● **Document extract**
_ _ _ _
As accessing all the potential information is not feasible if you have limited time and limited resources, you have to be selective, and prioritize.
And this is were you risk making biased choices.
Unless you remember that information needs something else: has to be contextualized.
Contextualize, contextualize, contextualize
It is always a matter of choices: both individual and organizational choices, to be precise- but will discuss the concept of making choices later in this article.
With two wars ongoing around the corner from Europe, both of which involve Europe indirectly, it is surprising how little the immediate and potential impacts are perceived or even considered, when I meet people in Turin.
Actually, what I observe is a kind of "filtering out", and increased tunnel vision.
It is one of the many possible reactions to a crisis, but of course implies that you ignore reality and assume that somebody else will take care of it.
Whenever making choices, to get back to the theme of this article, you have to consider "why" as your starting point.
I wrote various articles where discussed also contextualization (41 as of today, but if you just look for context gets to 136), as I think that assessing where you really are is a critical differentiating factor between "change" and "tinkering".
_ _ _ _
(Stored items)
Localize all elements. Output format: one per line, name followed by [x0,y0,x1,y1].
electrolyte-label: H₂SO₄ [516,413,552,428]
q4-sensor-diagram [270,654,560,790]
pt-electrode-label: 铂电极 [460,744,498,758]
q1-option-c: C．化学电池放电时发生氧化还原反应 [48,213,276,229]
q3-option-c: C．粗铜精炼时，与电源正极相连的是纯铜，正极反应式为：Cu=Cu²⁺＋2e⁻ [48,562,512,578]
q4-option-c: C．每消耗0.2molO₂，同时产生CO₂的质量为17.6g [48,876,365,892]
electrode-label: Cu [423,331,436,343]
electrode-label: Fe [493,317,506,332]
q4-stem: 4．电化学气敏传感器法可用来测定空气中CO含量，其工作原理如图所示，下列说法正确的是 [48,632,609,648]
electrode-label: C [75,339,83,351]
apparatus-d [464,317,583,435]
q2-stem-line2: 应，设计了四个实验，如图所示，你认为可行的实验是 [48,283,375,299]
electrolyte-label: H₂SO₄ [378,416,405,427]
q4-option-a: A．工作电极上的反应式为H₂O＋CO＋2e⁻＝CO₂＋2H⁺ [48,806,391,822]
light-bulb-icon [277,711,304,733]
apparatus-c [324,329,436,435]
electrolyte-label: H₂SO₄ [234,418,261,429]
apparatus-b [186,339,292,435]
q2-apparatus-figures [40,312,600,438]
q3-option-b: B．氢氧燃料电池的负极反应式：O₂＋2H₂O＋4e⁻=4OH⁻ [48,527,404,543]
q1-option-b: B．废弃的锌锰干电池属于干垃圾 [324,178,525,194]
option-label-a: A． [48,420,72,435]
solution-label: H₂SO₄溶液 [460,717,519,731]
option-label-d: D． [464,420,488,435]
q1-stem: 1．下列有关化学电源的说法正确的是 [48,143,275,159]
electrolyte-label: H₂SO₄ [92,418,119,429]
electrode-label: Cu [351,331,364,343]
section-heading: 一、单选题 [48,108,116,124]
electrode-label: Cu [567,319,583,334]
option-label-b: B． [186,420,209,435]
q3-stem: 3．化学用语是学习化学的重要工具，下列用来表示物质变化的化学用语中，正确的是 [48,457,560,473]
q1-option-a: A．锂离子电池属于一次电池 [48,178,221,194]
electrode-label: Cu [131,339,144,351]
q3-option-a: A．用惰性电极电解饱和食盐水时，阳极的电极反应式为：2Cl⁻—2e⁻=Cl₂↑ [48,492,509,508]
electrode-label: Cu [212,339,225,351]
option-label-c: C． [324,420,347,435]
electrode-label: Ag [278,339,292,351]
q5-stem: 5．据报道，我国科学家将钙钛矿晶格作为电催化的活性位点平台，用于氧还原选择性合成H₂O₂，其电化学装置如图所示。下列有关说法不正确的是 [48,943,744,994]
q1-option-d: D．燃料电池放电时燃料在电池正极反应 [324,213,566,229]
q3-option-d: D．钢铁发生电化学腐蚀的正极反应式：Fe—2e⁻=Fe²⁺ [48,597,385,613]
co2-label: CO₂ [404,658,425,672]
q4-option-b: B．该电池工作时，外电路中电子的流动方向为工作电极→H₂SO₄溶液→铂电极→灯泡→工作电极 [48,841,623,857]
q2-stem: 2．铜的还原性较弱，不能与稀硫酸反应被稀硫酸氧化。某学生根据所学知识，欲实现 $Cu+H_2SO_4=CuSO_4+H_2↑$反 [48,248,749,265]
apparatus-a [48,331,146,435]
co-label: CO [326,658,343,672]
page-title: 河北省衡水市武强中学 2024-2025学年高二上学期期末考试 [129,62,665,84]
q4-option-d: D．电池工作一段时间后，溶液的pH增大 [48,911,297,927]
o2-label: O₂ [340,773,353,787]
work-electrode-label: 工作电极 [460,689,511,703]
_ _ _ _
● **Required work**
A – In the article excerpt on contextualizing information, what does the writer say you have to consider as your starting point whenever making choices?
B – Continue the article excerpt on contextualizing information from its last sentence.

● **Answers to the exercise**
A – You have to consider "why" as your starting point.

B –
Any project is about change- be it just a single event organized to help build consensus or increase awareness about a theme, building a bridge, or installing and deploying (including training staff) a new ERP system.
My first "project management" experiences were actually neither in business nor in IT, and while I did not call it that was back then, the source of "method" was reading and observation- from history.
Considering the "why", there are obviously your own choices, but also the size of the expected impacts should help.
What you call "project", if you consider all the context and impacts, might in other organizations be considered a "program"- or called with any other name.
I remember years ago somebody saying that I was mixing project, program, and portfolio: I know the different from experience, but I worked across multiple industries, cultures, and company sizes.
This is a map from my forthcoming CV update:
As anybody who worked across multiple domains, I was used to listen to all the voices to identify those that, despite the formal organizational structure, had really the knowledge needed within the informal organizational structure.
Often, the knowledge needed to introduce change (yes, with and without technology) was not documented, and introducing new processes (also without IT) that formalized just an evolution of the formal structure risked to actually disrupt or at least overload operational activities.
There is a time also for smart tinkering
The concept is: if it is your project, you can call what you prefer: project, strategic project, proof of concept, pilot initiative, program, keystone of a portfolio, etc.
If doing it for a customer, I adapt before adopt: provided that the discipline moving from start to end (even when I was called to help to recover or phase-out an existing initiative), they can call whatever is consistent with their own internal organizational lingo.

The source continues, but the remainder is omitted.